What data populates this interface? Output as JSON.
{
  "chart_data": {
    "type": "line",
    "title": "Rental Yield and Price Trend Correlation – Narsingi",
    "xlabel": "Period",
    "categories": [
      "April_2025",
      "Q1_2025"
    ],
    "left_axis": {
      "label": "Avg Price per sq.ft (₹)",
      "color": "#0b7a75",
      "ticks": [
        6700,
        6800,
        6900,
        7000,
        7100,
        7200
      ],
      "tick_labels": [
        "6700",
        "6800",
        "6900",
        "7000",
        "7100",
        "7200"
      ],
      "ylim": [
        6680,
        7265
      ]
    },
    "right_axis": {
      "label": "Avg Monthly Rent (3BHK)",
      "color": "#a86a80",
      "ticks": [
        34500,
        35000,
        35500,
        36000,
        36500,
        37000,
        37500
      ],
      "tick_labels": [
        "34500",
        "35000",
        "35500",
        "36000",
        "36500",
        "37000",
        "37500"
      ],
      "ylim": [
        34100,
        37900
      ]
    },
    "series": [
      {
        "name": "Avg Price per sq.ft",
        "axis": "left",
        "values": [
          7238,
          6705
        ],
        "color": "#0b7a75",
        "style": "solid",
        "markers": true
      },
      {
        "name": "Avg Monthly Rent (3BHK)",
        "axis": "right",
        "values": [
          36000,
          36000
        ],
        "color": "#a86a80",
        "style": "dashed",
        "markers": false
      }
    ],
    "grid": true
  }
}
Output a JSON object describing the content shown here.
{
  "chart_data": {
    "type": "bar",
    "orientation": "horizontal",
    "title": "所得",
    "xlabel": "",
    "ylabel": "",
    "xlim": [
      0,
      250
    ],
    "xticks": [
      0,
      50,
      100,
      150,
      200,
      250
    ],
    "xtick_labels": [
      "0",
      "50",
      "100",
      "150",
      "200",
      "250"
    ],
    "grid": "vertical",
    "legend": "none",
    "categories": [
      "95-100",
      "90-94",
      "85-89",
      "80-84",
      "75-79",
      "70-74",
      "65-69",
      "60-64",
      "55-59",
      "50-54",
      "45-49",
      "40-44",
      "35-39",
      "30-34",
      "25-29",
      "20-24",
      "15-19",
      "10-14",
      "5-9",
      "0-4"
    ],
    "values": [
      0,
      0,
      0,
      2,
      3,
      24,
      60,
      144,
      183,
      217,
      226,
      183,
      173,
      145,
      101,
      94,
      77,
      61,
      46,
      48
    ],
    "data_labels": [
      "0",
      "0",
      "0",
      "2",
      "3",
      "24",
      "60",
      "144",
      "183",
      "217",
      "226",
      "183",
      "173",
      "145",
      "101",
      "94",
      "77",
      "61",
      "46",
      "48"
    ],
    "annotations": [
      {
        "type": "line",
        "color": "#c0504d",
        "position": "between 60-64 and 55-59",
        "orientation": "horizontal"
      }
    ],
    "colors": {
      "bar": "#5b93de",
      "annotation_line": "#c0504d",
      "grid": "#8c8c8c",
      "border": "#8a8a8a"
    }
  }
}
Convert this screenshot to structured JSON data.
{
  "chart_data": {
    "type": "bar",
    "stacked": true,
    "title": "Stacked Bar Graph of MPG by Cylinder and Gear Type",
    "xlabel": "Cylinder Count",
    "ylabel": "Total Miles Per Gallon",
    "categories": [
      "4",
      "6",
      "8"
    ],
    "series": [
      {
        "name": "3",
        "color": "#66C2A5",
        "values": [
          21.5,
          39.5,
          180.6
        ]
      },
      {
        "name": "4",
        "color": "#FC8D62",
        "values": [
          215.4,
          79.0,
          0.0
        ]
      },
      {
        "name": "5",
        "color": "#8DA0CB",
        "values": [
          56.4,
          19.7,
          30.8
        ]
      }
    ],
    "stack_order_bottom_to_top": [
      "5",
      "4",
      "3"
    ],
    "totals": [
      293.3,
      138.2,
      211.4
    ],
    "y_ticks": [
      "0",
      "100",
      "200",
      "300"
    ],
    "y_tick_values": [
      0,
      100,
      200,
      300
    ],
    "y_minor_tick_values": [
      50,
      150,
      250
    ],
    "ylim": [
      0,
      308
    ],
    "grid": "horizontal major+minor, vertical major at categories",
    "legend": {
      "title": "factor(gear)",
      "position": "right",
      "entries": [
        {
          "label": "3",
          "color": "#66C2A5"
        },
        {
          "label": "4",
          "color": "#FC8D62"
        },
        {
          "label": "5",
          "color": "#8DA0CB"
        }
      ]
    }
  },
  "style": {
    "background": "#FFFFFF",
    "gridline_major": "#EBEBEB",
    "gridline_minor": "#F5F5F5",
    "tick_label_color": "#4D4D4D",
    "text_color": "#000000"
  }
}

Exercise requirements: Starting at the line that contains "Convert this screenshot", write out every line to the end of the entries, exactly as given.

Solution for this exercise:
Convert this screenshot to structured JSON data.
{
  "chart_data": {
    "type": "bar",
    "stacked": true,
    "title": "Stacked Bar Graph of MPG by Cylinder and Gear Type",
    "xlabel": "Cylinder Count",
    "ylabel": "Total Miles Per Gallon",
    "categories": [
      "4",
      "6",
      "8"
    ],
    "series": [
      {
        "name": "3",
        "color": "#66C2A5",
        "values": [
          21.5,
          39.5,
          180.6
        ]
      },
      {
        "name": "4",
        "color": "#FC8D62",
        "values": [
          215.4,
          79.0,
          0.0
        ]
      },
      {
        "name": "5",
        "color": "#8DA0CB",
        "values": [
          56.4,
          19.7,
          30.8
        ]
      }
    ],
    "stack_order_bottom_to_top": [
      "5",
      "4",
      "3"
    ],
    "totals": [
      293.3,
      138.2,
      211.4
    ],
    "y_ticks": [
      "0",
      "100",
      "200",
      "300"
    ],
    "y_tick_values": [
      0,
      100,
      200,
      300
    ],
    "y_minor_tick_values": [
      50,
      150,
      250
    ],
    "ylim": [
      0,
      308
    ],
    "grid": "horizontal major+minor, vertical major at categories",
    "legend": {
      "title": "factor(gear)",
      "position": "right",
      "entries": [
        {
          "label": "3",
          "color": "#66C2A5"
        },
        {
          "label": "4",
          "color": "#FC8D62"
        },
        {
          "label": "5",
          "color": "#8DA0CB"
        }
      ]
    }
  },
  "style": {
    "background": "#FFFFFF",
    "gridline_major": "#EBEBEB",
    "gridline_minor": "#F5F5F5",
    "tick_label_color": "#4D4D4D",
    "text_color": "#000000"
  }
}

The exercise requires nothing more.